[Data entries]
++++++++

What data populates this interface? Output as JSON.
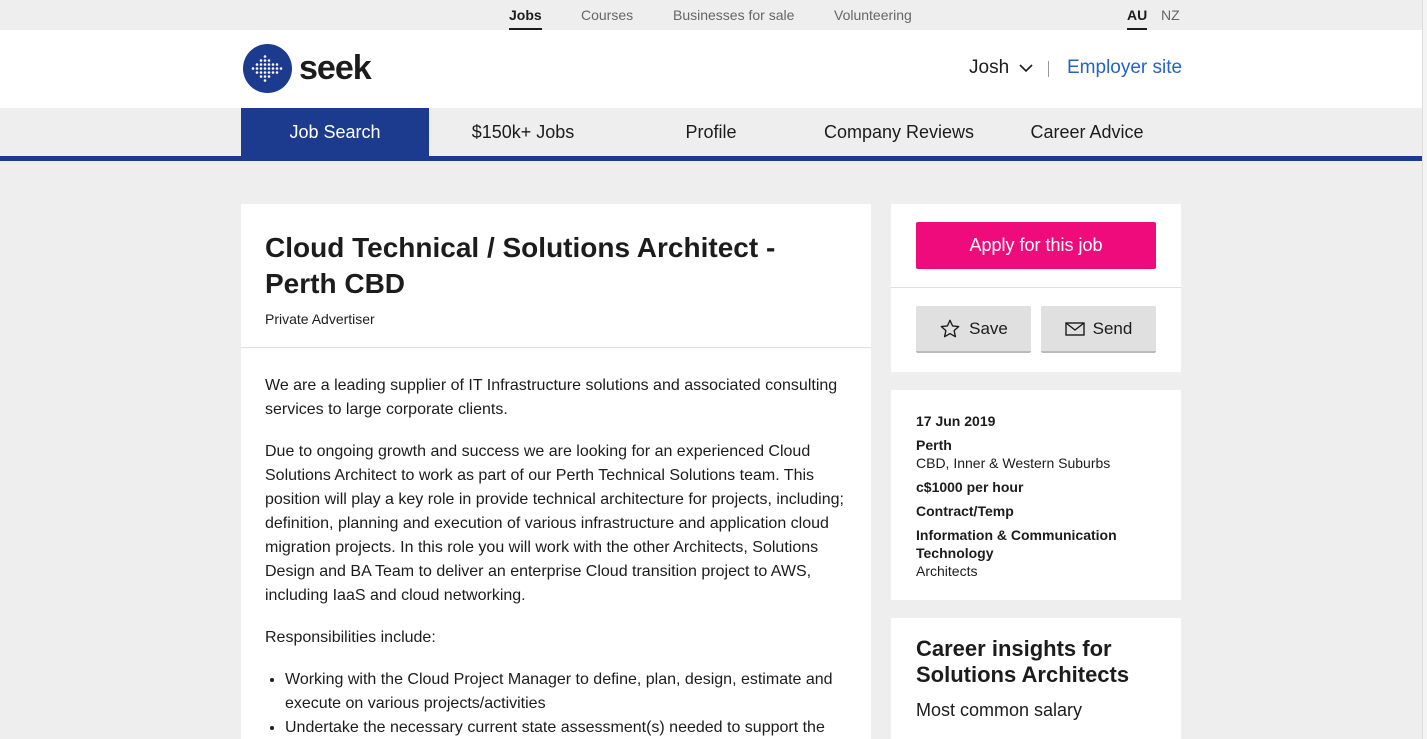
{
  "topbar": {
    "links": [
      "Jobs",
      "Courses",
      "Businesses for sale",
      "Volunteering"
    ],
    "regions": [
      "AU",
      "NZ"
    ]
  },
  "header": {
    "logo_text": "seek",
    "user_name": "Josh",
    "employer_link": "Employer site"
  },
  "nav": {
    "items": [
      "Job Search",
      "$150k+ Jobs",
      "Profile",
      "Company Reviews",
      "Career Advice"
    ]
  },
  "job": {
    "title": "Cloud Technical / Solutions Architect - Perth CBD",
    "advertiser": "Private Advertiser",
    "paragraphs": [
      "We are a leading supplier of IT Infrastructure solutions and associated consulting services to large corporate clients.",
      "Due to ongoing growth and success  we are looking for an experienced Cloud Solutions Architect to work as part of our Perth Technical Solutions team. This position will play a key role in provide technical architecture for projects, including; definition, planning and execution of various infrastructure and application cloud migration projects. In this role you will work with the other Architects, Solutions Design and BA Team to deliver an enterprise Cloud transition project to AWS, including IaaS and cloud networking.",
      "Responsibilities include:"
    ],
    "bullets": [
      "Working with the Cloud Project Manager to define, plan, design, estimate and execute on various  projects/activities",
      "Undertake the necessary current state assessment(s) needed to support the"
    ]
  },
  "actions": {
    "apply": "Apply for this job",
    "save": "Save",
    "send": "Send"
  },
  "details": {
    "date": "17 Jun 2019",
    "location": "Perth",
    "area": "CBD, Inner & Western Suburbs",
    "salary": "c$1000 per hour",
    "work_type": "Contract/Temp",
    "classification": "Information & Communication Technology",
    "sub_classification": "Architects"
  },
  "insights": {
    "title": "Career insights for Solutions Architects",
    "subtitle": "Most common salary"
  },
  "colors": {
    "brand_blue": "#1c3a8e",
    "apply_pink": "#ef0b7c",
    "link_blue": "#2563c8"
  }
}
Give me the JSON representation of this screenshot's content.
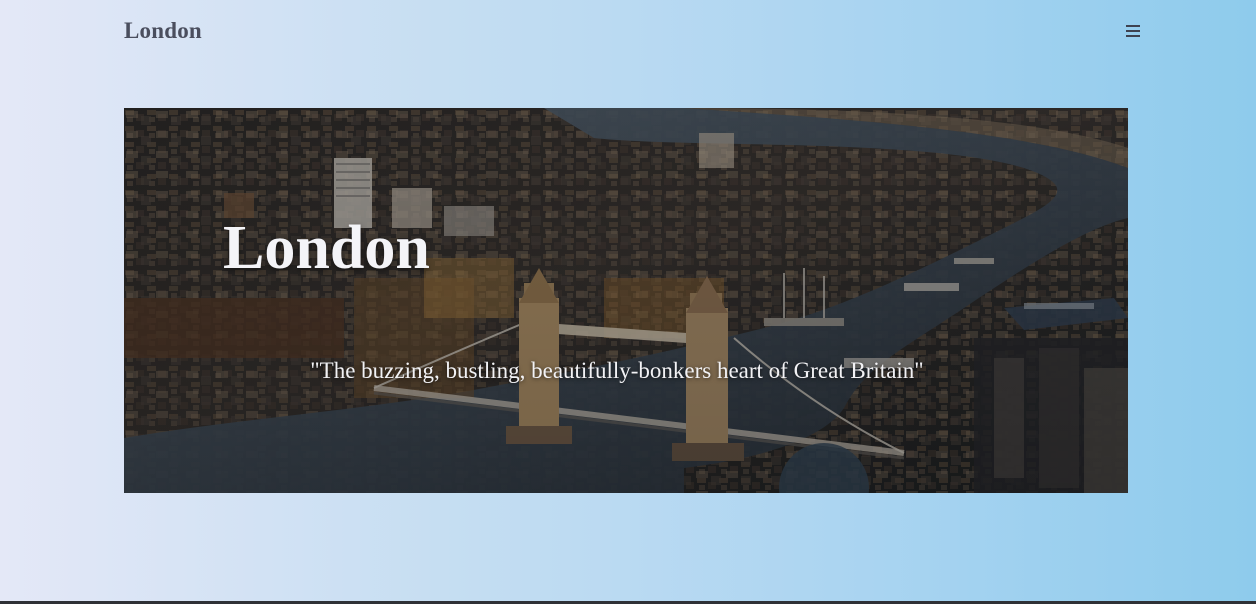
{
  "header": {
    "brand": "London",
    "menu_icon": "hamburger-menu-icon"
  },
  "hero": {
    "title": "London",
    "tagline": "\"The buzzing, bustling, beautifully-bonkers heart of Great Britain\"",
    "image_subject": "aerial-city-river-bridge-photo"
  },
  "colors": {
    "background_start": "#e4e8f7",
    "background_end": "#8ecbec",
    "brand_text": "#4a4e5e",
    "hero_text": "#f4f4f8",
    "bottom_bar": "#2f3136"
  }
}
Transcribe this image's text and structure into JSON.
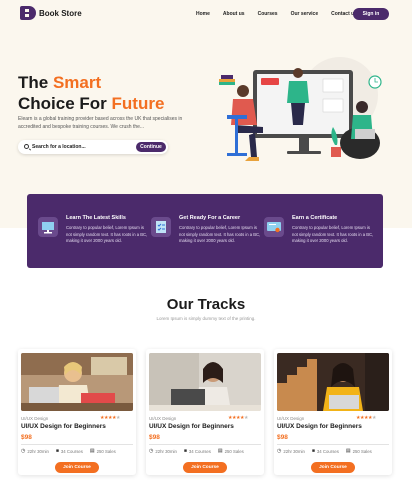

++++++++

Given instruction
Every line of the material is to be quoted exactly, with no pictures carried over.

Result for this exercise
What data populates this interface? Output as JSON.
{
  "topbar": {
    "links": [
      "Jobs",
      "Courses",
      "Businesses for sale",
      "Volunteering"
    ],
    "regions": [
      "AU",
      "NZ"
    ]
  },
  "header": {
    "logo_text": "seek",
    "user_name": "Josh",
    "employer_link": "Employer site"
  },
  "nav": {
    "items": [
      "Job Search",
      "$150k+ Jobs",
      "Profile",
      "Company Reviews",
      "Career Advice"
    ]
  },
  "job": {
    "title": "Cloud Technical / Solutions Architect - Perth CBD",
    "advertiser": "Private Advertiser",
    "paragraphs": [
      "We are a leading supplier of IT Infrastructure solutions and associated consulting services to large corporate clients.",
      "Due to ongoing growth and success  we are looking for an experienced Cloud Solutions Architect to work as part of our Perth Technical Solutions team. This position will play a key role in provide technical architecture for projects, including; definition, planning and execution of various infrastructure and application cloud migration projects. In this role you will work with the other Architects, Solutions Design and BA Team to deliver an enterprise Cloud transition project to AWS, including IaaS and cloud networking.",
      "Responsibilities include:"
    ],
    "bullets": [
      "Working with the Cloud Project Manager to define, plan, design, estimate and execute on various  projects/activities",
      "Undertake the necessary current state assessment(s) needed to support the"
    ]
  },
  "actions": {
    "apply": "Apply for this job",
    "save": "Save",
    "send": "Send"
  },
  "details": {
    "date": "17 Jun 2019",
    "location": "Perth",
    "area": "CBD, Inner & Western Suburbs",
    "salary": "c$1000 per hour",
    "work_type": "Contract/Temp",
    "classification": "Information & Communication Technology",
    "sub_classification": "Architects"
  },
  "insights": {
    "title": "Career insights for Solutions Architects",
    "subtitle": "Most common salary"
  },
  "colors": {
    "brand_blue": "#1c3a8e",
    "apply_pink": "#ef0b7c",
    "link_blue": "#2563c8"
  }
}
Give me the JSON representation of this screenshot's content.
{
  "header": {
    "brand": "London",
    "menu_icon": "hamburger-menu-icon"
  },
  "hero": {
    "title": "London",
    "tagline": "\"The buzzing, bustling, beautifully-bonkers heart of Great Britain\"",
    "image_subject": "aerial-city-river-bridge-photo"
  },
  "colors": {
    "background_start": "#e4e8f7",
    "background_end": "#8ecbec",
    "brand_text": "#4a4e5e",
    "hero_text": "#f4f4f8",
    "bottom_bar": "#2f3136"
  }
}
Transcribe this image's text and structure into JSON.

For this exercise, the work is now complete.